[Records]

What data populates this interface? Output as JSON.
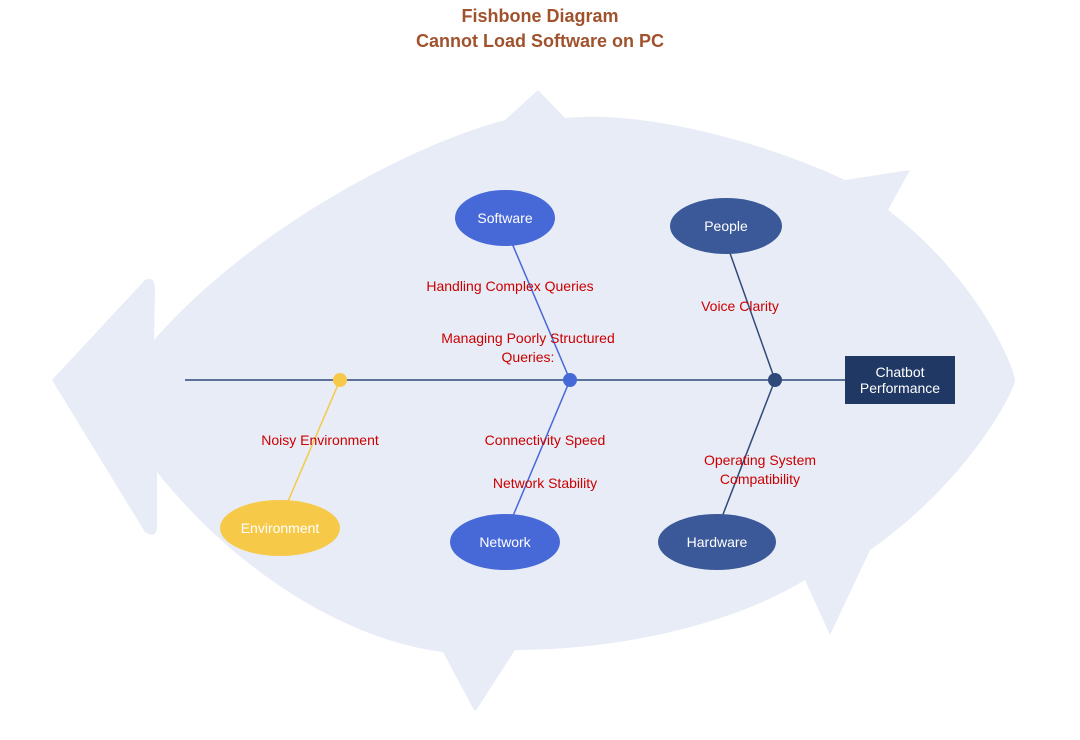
{
  "title": {
    "line1": "Fishbone Diagram",
    "line2": "Cannot Load Software on PC"
  },
  "effect": {
    "label": "Chatbot Performance"
  },
  "categories": {
    "software": {
      "label": "Software",
      "fill": "#4769d8"
    },
    "people": {
      "label": "People",
      "fill": "#3b5998"
    },
    "environment": {
      "label": "Environment",
      "fill": "#f7c948"
    },
    "network": {
      "label": "Network",
      "fill": "#4769d8"
    },
    "hardware": {
      "label": "Hardware",
      "fill": "#3b5998"
    }
  },
  "causes": {
    "software_1": "Handling Complex Queries",
    "software_2": "Managing Poorly Structured\nQueries:",
    "people_1": "Voice Clarity",
    "environment_1": "Noisy Environment",
    "network_1": "Connectivity Speed",
    "network_2": "Network Stability",
    "hardware_1": "Operating System\nCompatibility"
  },
  "colors": {
    "fish_body": "#e7ecf6",
    "spine": "#2f4a7a",
    "bone_yellow": "#f7c948",
    "bone_blue": "#4769d8",
    "bone_dark": "#2f4a7a",
    "dot_yellow": "#f7c948",
    "dot_blue": "#4769d8",
    "dot_dark": "#2f4a7a",
    "cause_text": "#cc0000",
    "title_text": "#a0522d"
  }
}
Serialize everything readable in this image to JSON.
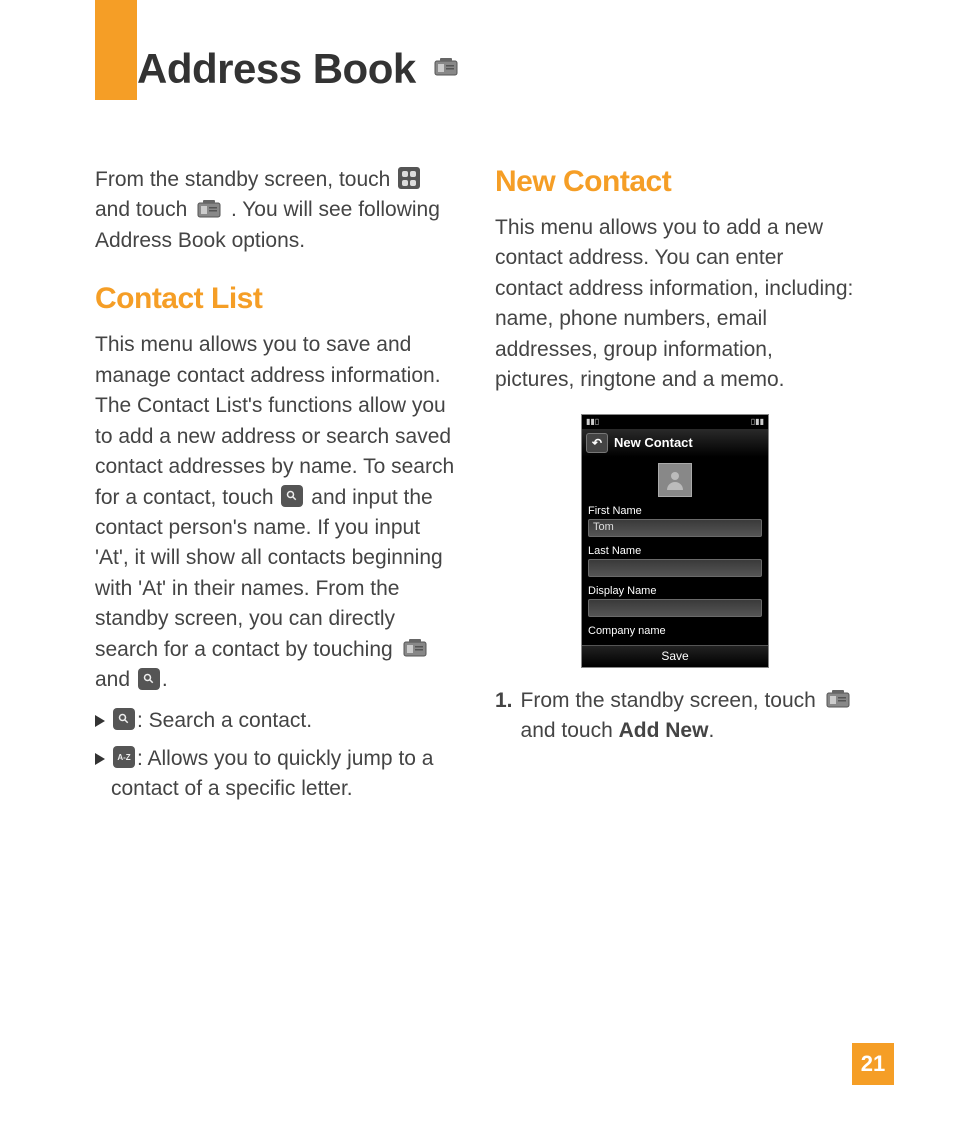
{
  "page": {
    "title": "Address Book",
    "number": "21"
  },
  "intro": {
    "part1": "From the standby screen, touch",
    "part2": "and touch",
    "part3": ". You will see following Address Book options."
  },
  "sections": {
    "contact_list": {
      "heading": "Contact List",
      "body1": "This menu allows you to save and manage contact address information. The Contact List's functions allow you to add a new address or search saved contact addresses by name. To search for a contact, touch",
      "body2": "and input the contact person's name. If you input 'At', it will show all contacts beginning with 'At' in their names. From the standby screen, you can directly search for a contact by touching",
      "body3": "and",
      "body4": ".",
      "bullets": [
        ": Search a contact.",
        ": Allows you to quickly jump to a contact of a specific letter."
      ]
    },
    "new_contact": {
      "heading": "New Contact",
      "body": "This menu allows you to add a new contact address. You can enter contact address information, including: name, phone numbers, email addresses, group information, pictures, ringtone and a memo.",
      "step1_a": "From the standby screen, touch",
      "step1_b": "and touch",
      "step1_bold": "Add New",
      "step1_c": "."
    }
  },
  "phone": {
    "header": "New Contact",
    "labels": {
      "first_name": "First Name",
      "last_name": "Last Name",
      "display_name": "Display Name",
      "company_name": "Company name"
    },
    "values": {
      "first_name": "Tom",
      "last_name": "",
      "display_name": "",
      "company_name": ""
    },
    "save": "Save"
  }
}
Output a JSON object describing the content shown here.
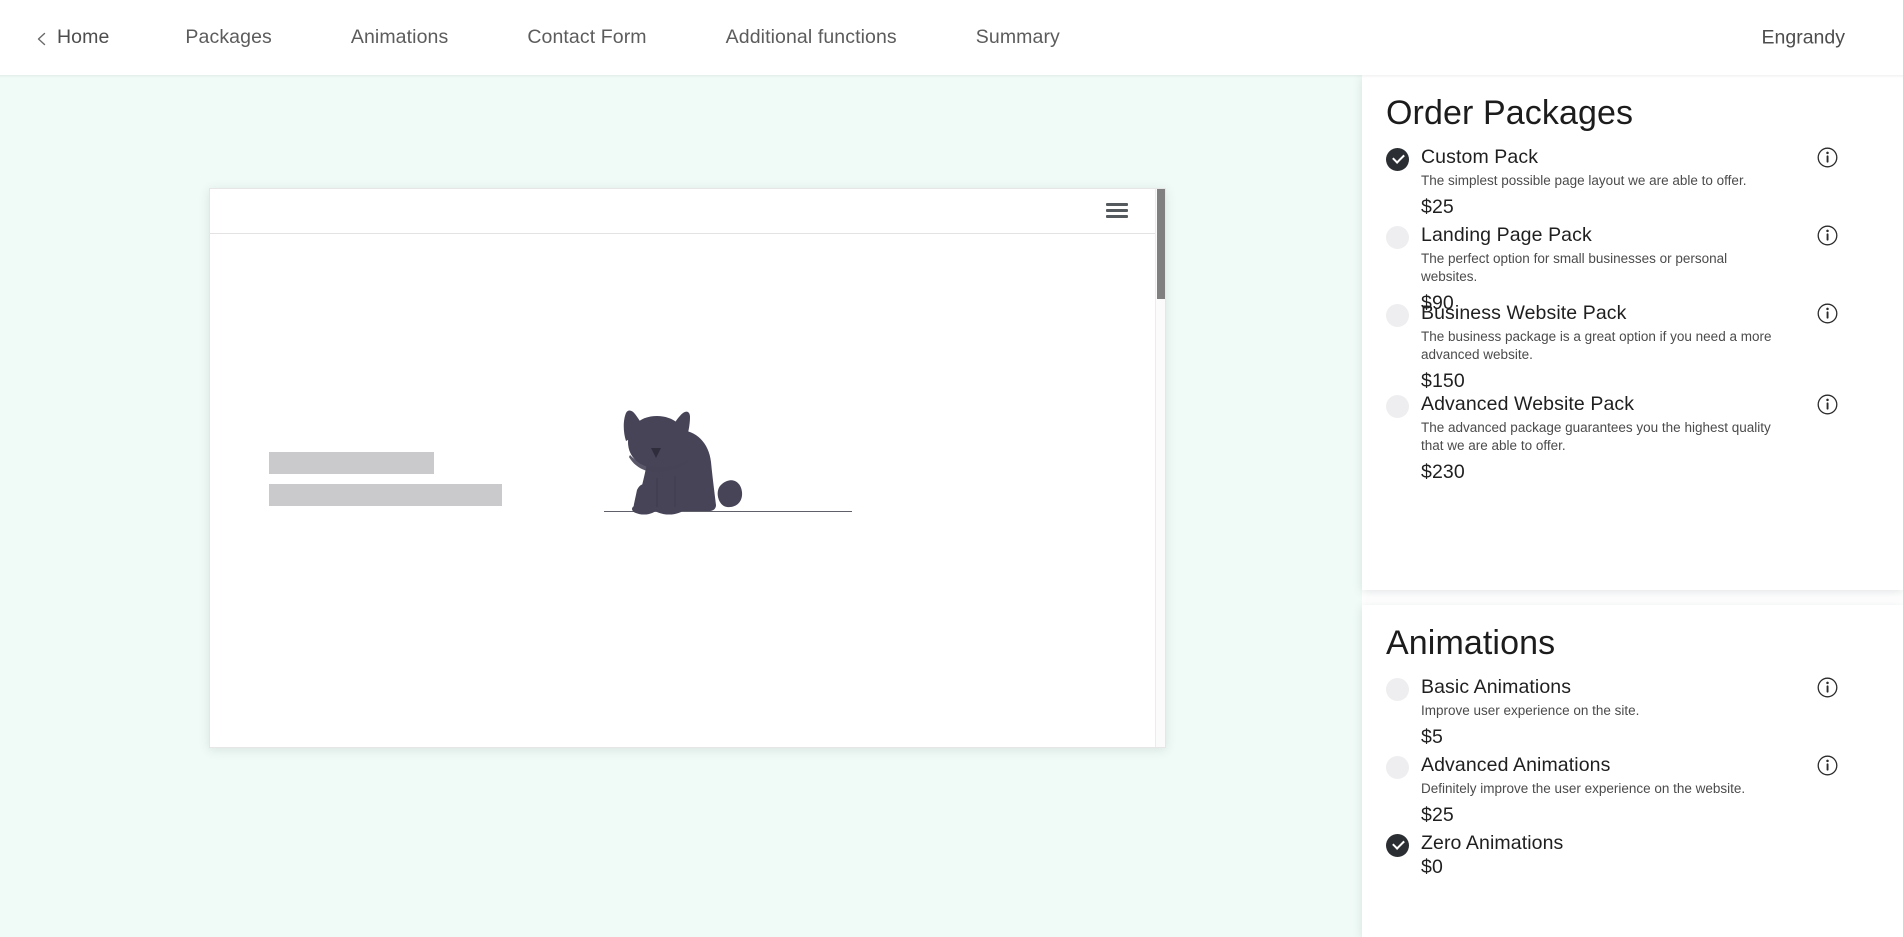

CHALLENGE — Quote every entry exactly, with the pictures omitted.

SOLUTION FOR THIS TASK —
What data populates this interface? Output as JSON.
{
  "title": {
    "line1": "Fishbone Diagram",
    "line2": "Cannot Load Software on PC"
  },
  "effect": {
    "label": "Chatbot Performance"
  },
  "categories": {
    "software": {
      "label": "Software",
      "fill": "#4769d8"
    },
    "people": {
      "label": "People",
      "fill": "#3b5998"
    },
    "environment": {
      "label": "Environment",
      "fill": "#f7c948"
    },
    "network": {
      "label": "Network",
      "fill": "#4769d8"
    },
    "hardware": {
      "label": "Hardware",
      "fill": "#3b5998"
    }
  },
  "causes": {
    "software_1": "Handling Complex Queries",
    "software_2": "Managing Poorly Structured\nQueries:",
    "people_1": "Voice Clarity",
    "environment_1": "Noisy Environment",
    "network_1": "Connectivity Speed",
    "network_2": "Network Stability",
    "hardware_1": "Operating System\nCompatibility"
  },
  "colors": {
    "fish_body": "#e7ecf6",
    "spine": "#2f4a7a",
    "bone_yellow": "#f7c948",
    "bone_blue": "#4769d8",
    "bone_dark": "#2f4a7a",
    "dot_yellow": "#f7c948",
    "dot_blue": "#4769d8",
    "dot_dark": "#2f4a7a",
    "cause_text": "#cc0000",
    "title_text": "#a0522d"
  }
}
Serialize everything readable in this image to JSON.
{
  "page": {
    "title": "Address Book",
    "number": "21"
  },
  "intro": {
    "part1": "From the standby screen, touch",
    "part2": "and touch",
    "part3": ". You will see following Address Book options."
  },
  "sections": {
    "contact_list": {
      "heading": "Contact List",
      "body1": "This menu allows you to save and manage contact address information. The Contact List's functions allow you to add a new address or search saved contact addresses by name. To search for a contact, touch",
      "body2": "and input the contact person's name. If you input 'At', it will show all contacts beginning with 'At' in their names. From the standby screen, you can directly search for a contact by touching",
      "body3": "and",
      "body4": ".",
      "bullets": [
        ": Search a contact.",
        ": Allows you to quickly jump to a contact of a specific letter."
      ]
    },
    "new_contact": {
      "heading": "New Contact",
      "body": "This menu allows you to add a new contact address. You can enter contact address information, including: name, phone numbers, email addresses, group information, pictures, ringtone and a memo.",
      "step1_a": "From the standby screen, touch",
      "step1_b": "and touch",
      "step1_bold": "Add New",
      "step1_c": "."
    }
  },
  "phone": {
    "header": "New Contact",
    "labels": {
      "first_name": "First Name",
      "last_name": "Last Name",
      "display_name": "Display Name",
      "company_name": "Company name"
    },
    "values": {
      "first_name": "Tom",
      "last_name": "",
      "display_name": "",
      "company_name": ""
    },
    "save": "Save"
  }
}
Output a JSON object describing the content shown here.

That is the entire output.